[Start of Given records]

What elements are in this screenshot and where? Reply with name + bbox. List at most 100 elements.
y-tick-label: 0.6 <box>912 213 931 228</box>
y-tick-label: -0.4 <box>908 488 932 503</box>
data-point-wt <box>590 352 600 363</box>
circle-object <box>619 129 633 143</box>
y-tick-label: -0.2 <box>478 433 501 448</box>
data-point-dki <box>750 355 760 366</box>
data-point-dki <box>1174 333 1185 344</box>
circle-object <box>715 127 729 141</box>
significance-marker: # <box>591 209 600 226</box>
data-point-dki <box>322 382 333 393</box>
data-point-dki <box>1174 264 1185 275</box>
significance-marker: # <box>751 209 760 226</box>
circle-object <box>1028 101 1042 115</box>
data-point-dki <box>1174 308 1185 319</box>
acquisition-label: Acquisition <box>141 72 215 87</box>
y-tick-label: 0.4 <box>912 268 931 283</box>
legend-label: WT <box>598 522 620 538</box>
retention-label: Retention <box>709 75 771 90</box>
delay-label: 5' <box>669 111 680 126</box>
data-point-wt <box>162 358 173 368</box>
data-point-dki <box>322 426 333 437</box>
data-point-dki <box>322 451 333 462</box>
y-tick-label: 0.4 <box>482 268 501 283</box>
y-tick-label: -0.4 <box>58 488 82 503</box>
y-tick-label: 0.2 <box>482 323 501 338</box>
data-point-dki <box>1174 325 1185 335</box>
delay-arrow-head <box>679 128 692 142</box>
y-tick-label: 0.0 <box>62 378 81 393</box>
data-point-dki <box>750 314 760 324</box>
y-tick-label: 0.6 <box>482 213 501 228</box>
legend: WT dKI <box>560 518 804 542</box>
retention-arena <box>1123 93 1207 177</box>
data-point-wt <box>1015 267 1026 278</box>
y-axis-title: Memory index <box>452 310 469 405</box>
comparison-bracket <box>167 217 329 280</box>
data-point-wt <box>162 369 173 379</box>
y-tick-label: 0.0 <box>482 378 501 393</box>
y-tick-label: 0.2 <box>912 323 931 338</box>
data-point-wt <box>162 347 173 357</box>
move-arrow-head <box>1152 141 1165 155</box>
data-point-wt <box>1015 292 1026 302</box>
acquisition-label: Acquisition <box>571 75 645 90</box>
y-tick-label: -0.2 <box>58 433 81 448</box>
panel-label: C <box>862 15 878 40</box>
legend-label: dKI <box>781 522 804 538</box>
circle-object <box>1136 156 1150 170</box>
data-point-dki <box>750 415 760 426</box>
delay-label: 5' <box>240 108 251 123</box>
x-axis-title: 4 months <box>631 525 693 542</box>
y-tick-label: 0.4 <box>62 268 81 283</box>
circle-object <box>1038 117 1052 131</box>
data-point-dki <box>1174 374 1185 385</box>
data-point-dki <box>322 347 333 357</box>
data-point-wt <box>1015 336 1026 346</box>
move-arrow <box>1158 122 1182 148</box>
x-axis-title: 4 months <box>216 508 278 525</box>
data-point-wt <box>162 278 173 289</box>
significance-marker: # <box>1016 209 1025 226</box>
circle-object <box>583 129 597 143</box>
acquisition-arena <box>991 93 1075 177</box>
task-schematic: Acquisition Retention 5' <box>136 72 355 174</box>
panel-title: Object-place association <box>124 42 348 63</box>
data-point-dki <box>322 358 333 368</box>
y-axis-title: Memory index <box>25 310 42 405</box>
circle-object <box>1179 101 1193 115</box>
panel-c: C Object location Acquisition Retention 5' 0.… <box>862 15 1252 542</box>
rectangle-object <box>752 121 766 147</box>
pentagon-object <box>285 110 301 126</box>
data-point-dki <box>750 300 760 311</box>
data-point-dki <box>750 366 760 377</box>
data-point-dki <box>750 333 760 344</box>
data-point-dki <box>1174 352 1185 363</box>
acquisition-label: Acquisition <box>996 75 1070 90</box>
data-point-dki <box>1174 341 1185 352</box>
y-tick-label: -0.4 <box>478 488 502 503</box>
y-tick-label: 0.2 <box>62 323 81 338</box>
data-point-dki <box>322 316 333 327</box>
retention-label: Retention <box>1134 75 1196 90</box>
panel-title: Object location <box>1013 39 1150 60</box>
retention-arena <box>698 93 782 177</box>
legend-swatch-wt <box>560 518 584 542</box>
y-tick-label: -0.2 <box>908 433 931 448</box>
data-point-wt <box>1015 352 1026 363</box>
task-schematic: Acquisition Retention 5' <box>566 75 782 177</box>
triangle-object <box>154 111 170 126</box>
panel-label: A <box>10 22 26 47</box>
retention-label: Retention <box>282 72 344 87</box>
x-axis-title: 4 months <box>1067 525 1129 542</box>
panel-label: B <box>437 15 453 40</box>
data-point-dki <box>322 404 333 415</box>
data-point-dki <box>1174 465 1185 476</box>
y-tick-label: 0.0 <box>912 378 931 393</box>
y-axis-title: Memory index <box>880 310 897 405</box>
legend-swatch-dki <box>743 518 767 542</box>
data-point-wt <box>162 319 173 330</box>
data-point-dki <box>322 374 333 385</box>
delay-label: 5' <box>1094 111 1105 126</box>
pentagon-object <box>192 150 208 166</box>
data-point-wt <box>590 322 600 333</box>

[End of Given records]

■ Your goal: Copy out word for word the part of the rows that opens with the very first line and closes with the line containing "data-point-dki <box>1174 325 1185 335</box>". Include both of those lines.

■ Written answer:
What elements are in this screenshot and where? Reply with name + bbox. List at most 100 elements.
y-tick-label: 0.6 <box>912 213 931 228</box>
y-tick-label: -0.4 <box>908 488 932 503</box>
data-point-wt <box>590 352 600 363</box>
circle-object <box>619 129 633 143</box>
y-tick-label: -0.2 <box>478 433 501 448</box>
data-point-dki <box>750 355 760 366</box>
data-point-dki <box>1174 333 1185 344</box>
circle-object <box>715 127 729 141</box>
significance-marker: # <box>591 209 600 226</box>
data-point-dki <box>322 382 333 393</box>
data-point-dki <box>1174 264 1185 275</box>
significance-marker: # <box>751 209 760 226</box>
circle-object <box>1028 101 1042 115</box>
data-point-dki <box>1174 308 1185 319</box>
acquisition-label: Acquisition <box>141 72 215 87</box>
y-tick-label: 0.4 <box>912 268 931 283</box>
legend-label: WT <box>598 522 620 538</box>
retention-label: Retention <box>709 75 771 90</box>
delay-label: 5' <box>669 111 680 126</box>
data-point-wt <box>162 358 173 368</box>
data-point-dki <box>322 426 333 437</box>
data-point-dki <box>322 451 333 462</box>
y-tick-label: 0.4 <box>482 268 501 283</box>
y-tick-label: -0.4 <box>58 488 82 503</box>
y-tick-label: 0.2 <box>482 323 501 338</box>
data-point-dki <box>1174 325 1185 335</box>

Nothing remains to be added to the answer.